>> BEGIN EXCERPTED PASSAGE

By the 1930’s, Jamaica did not provide much income for England and was not, therefore, desirable anymore. Jamaica did not receive independence until 1962, however, after having participated in self-governance for more than twenty years. While this island of the Caribbean is completely free of British rule today, many others such as the Cayman Islands and the Bahamas are still direct colonies of the United Kingdom. After gaining most of the territory which is modern day Canada from France in the Seven Years war of the late 1700’s, the British have been dominant in the region ever since. Unlike the American colonies who rebelled and gained independence from Britain, a majority of people in Canada have always been supportive to British connections and control.

Interests in the area now known as Canada quickly turned from exploration and economic success to settlement and colonization. The fur trade was a major draw for Europeans as well as the potential for gold. The fertile soil of Canada produced many grains that are still exported in large quantities to Europe today.

>> END EXCERPTED PASSAGE
>> BEGIN EXTRACTED INFORMATION

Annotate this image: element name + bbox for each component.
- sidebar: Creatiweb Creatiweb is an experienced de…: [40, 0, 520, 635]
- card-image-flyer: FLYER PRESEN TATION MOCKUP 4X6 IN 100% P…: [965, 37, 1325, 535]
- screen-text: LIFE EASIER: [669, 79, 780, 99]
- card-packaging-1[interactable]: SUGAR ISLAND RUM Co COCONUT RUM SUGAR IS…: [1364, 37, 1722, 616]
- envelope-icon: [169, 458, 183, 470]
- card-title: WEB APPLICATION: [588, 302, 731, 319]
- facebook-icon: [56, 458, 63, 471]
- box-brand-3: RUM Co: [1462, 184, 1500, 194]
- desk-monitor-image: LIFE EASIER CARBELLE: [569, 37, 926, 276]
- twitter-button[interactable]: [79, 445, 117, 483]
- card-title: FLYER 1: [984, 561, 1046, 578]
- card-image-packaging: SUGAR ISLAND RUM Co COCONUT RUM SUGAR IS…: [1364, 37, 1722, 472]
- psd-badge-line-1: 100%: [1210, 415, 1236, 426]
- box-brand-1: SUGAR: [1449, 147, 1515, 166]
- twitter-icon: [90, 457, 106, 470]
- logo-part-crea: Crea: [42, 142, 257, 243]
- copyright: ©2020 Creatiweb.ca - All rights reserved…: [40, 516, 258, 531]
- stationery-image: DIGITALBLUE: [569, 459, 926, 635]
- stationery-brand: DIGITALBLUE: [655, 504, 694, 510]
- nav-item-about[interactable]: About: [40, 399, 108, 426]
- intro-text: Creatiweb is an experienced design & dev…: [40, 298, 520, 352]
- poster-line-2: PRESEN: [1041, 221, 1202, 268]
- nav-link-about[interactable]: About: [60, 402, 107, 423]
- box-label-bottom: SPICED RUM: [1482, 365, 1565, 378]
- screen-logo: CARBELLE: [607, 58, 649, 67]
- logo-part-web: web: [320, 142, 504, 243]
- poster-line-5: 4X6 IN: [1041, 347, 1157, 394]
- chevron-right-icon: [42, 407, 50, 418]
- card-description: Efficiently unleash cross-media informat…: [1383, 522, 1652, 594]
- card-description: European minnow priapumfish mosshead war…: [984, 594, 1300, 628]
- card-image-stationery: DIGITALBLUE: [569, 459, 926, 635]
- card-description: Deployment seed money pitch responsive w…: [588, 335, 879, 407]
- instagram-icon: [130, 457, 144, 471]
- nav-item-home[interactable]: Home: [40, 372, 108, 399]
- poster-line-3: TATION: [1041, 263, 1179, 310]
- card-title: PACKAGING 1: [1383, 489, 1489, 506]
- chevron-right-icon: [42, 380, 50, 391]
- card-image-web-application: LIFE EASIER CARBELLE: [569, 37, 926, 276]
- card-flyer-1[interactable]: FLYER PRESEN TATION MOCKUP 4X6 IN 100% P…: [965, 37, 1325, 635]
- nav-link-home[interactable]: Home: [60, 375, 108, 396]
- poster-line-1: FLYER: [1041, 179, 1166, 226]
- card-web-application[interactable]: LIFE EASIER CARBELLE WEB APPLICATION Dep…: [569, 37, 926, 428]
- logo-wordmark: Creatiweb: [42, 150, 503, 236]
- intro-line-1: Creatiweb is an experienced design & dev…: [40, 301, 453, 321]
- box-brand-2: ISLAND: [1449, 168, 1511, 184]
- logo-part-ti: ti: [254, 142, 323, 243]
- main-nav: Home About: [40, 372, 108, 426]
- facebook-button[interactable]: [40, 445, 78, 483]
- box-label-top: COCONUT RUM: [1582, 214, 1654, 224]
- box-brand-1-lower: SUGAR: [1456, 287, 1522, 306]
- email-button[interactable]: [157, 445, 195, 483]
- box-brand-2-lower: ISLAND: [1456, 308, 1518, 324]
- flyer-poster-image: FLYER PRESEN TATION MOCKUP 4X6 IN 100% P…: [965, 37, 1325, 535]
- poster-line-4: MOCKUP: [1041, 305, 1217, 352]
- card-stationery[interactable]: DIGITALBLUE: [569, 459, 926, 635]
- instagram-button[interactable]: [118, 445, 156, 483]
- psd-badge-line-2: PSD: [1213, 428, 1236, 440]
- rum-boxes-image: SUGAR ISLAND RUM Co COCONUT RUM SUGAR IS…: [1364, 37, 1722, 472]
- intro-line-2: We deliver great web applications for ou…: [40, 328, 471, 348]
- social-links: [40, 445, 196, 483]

>> END EXTRACTED INFORMATION

(YOUR INSTRUCTIONS) According to the passage on British colonies, in what year did Jamaica receive independence?

(THE RESULT) 1962